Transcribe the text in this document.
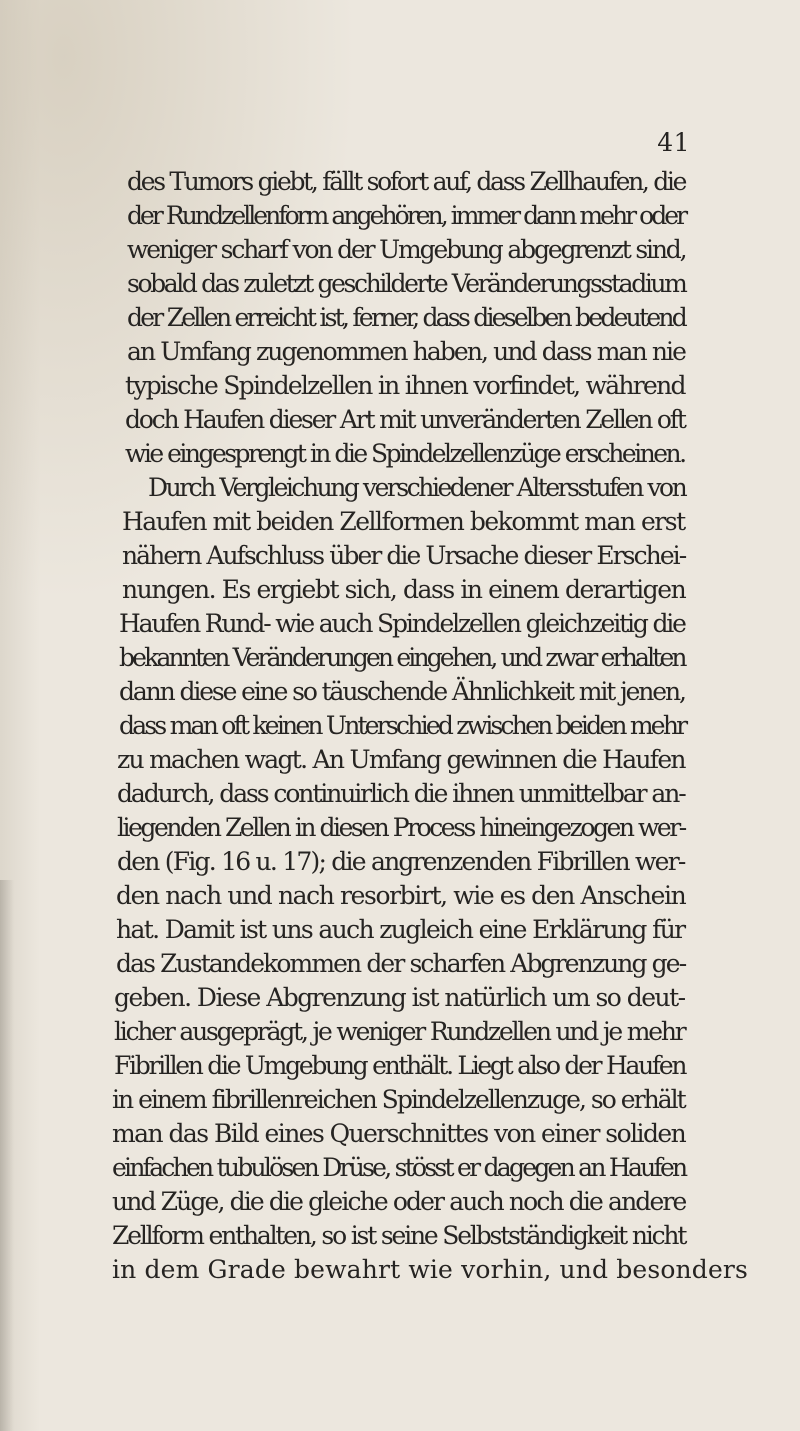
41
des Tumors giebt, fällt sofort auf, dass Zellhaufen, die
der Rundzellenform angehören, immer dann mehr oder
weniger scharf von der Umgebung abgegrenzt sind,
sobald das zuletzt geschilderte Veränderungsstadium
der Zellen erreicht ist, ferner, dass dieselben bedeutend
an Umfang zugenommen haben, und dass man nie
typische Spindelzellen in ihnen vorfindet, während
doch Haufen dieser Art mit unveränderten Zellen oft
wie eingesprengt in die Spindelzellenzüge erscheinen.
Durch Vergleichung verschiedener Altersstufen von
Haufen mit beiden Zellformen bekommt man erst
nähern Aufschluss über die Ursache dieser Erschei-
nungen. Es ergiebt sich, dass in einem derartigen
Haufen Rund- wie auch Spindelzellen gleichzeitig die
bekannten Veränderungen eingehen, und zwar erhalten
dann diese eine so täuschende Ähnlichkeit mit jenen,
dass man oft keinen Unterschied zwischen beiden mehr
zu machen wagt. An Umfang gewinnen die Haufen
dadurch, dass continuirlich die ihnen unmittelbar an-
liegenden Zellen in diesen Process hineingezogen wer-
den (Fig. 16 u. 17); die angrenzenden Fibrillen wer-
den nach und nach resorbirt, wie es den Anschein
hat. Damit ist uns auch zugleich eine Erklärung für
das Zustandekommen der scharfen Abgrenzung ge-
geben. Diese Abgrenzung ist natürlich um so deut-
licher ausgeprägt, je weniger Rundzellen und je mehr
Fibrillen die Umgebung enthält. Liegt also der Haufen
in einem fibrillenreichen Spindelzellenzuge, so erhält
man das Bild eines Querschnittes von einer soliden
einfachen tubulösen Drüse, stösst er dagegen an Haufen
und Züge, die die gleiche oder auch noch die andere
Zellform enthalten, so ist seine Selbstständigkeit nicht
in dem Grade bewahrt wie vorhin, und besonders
+--
Task: Where the string "oder" appears in a line of the material above, count that line, and say only how many there are.

Expected answer: 2